== Work request ==
From the mlx-serve project description below, list every optional extra named inside square brackets in its pip install commands.

== Extracted text ==
═══

Skip to main content

Local inference server for Apple Silicon that hot-swaps MLX models (LLM, vision, embeddings, TTS, STT) via OpenAI-compatible API

Project description

mlx-serve

PyPI version Python versions License CI Platform

Local inference server for Apple Silicon that hot-swaps MLX models on demand — text, vision, embeddings, TTS, and STT — loading exactly one at a time to stay within unified memory limits.

Client / LiteLLM  -->  mlx-serve (port 8095)  -->  MLX model (one at a time)

Install

pip install mlx-serve[all]

# or pick only what you need:
pip install mlx-serve[text,vision]
pip install mlx-serve[embeddings,tts,stt]

Requires: Apple Silicon Mac (M1+), macOS 13+, Python 3.11+


Quick Start

# 1. Generate a default config
mlx-serve init

# 2. Edit models.yaml to list your models (see docs/configuration.md)

═══

== Information shown ==
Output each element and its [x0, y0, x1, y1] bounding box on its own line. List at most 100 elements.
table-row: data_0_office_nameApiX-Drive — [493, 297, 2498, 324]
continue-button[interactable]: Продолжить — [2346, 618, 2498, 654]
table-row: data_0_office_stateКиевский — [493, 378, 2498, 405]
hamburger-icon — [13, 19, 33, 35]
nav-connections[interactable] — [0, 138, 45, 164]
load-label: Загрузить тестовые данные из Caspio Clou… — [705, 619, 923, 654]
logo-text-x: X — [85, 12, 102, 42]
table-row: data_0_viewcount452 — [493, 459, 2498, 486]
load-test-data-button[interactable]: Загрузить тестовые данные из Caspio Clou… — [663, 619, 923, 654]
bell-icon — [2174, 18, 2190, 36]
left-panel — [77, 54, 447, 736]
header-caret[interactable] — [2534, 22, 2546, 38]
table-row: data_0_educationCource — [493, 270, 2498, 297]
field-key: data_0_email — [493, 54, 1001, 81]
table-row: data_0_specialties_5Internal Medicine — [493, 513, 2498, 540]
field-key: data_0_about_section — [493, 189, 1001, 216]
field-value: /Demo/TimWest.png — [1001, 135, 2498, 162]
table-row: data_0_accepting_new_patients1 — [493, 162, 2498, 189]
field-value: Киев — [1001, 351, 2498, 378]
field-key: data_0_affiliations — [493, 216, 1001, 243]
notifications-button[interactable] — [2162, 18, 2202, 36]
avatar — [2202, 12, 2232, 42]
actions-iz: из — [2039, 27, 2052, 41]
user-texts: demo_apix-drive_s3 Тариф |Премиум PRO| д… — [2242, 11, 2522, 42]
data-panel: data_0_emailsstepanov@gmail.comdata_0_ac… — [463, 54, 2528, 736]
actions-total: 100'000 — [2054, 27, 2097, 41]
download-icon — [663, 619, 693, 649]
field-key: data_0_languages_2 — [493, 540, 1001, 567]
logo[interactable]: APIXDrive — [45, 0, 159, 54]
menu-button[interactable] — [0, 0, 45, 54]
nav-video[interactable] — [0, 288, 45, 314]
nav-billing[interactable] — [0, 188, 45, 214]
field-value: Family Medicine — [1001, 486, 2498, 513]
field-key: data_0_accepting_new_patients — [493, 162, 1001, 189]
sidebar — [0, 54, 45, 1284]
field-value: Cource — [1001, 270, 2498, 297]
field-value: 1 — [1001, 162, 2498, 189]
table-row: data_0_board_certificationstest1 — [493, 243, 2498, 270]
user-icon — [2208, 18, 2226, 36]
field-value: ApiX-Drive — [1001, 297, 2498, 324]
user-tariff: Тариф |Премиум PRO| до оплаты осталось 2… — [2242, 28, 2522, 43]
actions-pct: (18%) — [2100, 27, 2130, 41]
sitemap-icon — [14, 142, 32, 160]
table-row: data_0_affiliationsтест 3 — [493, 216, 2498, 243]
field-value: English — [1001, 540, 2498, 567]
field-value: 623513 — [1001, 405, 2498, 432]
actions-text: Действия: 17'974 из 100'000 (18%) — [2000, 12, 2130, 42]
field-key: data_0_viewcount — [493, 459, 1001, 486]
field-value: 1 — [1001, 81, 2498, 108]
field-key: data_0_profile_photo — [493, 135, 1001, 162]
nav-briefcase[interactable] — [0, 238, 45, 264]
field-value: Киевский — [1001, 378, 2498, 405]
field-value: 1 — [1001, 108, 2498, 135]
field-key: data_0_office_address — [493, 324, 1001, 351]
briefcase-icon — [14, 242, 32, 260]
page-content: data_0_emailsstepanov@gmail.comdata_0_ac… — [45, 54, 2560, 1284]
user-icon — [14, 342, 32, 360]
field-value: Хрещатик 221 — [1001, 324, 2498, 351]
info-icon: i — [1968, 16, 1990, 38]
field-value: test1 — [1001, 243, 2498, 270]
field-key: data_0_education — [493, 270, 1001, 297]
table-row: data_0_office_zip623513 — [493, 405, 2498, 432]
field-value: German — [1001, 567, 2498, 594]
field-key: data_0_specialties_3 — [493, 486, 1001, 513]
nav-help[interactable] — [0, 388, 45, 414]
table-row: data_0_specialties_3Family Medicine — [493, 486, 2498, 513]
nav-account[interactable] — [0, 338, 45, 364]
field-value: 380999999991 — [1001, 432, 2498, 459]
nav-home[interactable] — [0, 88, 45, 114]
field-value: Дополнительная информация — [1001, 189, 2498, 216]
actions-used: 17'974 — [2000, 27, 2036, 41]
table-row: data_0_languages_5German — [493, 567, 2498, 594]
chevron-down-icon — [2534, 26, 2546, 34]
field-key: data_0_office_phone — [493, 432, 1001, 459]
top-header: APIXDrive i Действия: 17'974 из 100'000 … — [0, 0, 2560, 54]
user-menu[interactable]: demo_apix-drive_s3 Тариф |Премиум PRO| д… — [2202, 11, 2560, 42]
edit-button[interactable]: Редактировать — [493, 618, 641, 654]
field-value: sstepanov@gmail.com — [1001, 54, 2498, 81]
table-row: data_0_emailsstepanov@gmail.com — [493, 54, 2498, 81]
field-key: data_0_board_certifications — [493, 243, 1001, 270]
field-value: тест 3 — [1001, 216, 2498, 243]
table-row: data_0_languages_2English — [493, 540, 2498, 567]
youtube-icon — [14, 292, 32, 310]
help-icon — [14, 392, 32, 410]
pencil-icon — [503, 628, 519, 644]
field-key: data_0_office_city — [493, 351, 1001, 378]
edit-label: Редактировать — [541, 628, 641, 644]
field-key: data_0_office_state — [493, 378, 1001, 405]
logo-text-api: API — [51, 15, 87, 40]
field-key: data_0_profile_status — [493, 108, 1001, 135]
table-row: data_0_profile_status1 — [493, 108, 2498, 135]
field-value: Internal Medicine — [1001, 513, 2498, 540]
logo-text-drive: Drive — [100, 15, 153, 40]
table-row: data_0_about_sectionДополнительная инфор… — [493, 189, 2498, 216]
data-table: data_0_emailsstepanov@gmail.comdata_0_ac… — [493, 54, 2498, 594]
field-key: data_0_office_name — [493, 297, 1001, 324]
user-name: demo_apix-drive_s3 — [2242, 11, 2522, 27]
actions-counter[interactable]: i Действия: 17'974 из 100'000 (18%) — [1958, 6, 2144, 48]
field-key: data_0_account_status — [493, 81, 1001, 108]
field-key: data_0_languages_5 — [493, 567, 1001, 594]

═══

== Reply ==
- all
- text
- vision
- embeddings
- tts
- stt